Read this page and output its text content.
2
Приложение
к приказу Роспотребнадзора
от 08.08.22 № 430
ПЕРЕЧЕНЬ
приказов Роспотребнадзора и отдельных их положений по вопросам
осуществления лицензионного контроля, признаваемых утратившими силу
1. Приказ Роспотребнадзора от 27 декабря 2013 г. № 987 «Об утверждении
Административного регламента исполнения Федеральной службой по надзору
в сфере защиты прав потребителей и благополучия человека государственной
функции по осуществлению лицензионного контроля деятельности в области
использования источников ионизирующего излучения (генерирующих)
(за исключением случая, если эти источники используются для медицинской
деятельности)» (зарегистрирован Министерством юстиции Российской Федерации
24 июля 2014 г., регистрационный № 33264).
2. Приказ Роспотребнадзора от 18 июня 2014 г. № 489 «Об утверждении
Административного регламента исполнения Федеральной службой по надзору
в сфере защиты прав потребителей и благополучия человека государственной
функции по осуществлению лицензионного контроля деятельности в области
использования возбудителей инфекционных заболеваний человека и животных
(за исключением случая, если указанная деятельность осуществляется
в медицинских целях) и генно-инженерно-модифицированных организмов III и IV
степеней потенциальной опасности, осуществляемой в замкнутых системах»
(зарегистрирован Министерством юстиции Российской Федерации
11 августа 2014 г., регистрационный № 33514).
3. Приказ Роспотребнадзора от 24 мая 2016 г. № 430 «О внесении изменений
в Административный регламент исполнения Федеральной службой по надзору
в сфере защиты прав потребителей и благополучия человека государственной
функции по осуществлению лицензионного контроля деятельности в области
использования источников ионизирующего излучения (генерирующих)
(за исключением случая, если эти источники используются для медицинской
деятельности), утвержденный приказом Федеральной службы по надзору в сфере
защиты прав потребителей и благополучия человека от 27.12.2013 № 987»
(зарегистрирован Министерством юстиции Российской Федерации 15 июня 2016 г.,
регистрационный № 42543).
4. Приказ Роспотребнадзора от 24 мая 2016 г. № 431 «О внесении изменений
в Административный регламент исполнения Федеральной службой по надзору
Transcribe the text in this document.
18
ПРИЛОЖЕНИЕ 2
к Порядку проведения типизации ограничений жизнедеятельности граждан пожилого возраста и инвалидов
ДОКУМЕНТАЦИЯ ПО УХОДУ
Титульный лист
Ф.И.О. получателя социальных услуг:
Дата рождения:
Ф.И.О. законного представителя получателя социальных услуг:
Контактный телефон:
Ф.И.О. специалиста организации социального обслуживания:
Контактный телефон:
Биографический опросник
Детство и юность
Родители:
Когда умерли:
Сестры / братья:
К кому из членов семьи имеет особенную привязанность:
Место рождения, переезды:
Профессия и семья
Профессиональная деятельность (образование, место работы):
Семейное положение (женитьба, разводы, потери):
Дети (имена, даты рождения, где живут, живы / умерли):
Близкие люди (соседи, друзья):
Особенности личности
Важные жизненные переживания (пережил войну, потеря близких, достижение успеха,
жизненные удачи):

--*--

_YOUR OBJECTIVE:_ In the material above, how many lines hold the word "умерли"? Say only the number.

_FULL RESPONSE:_ 2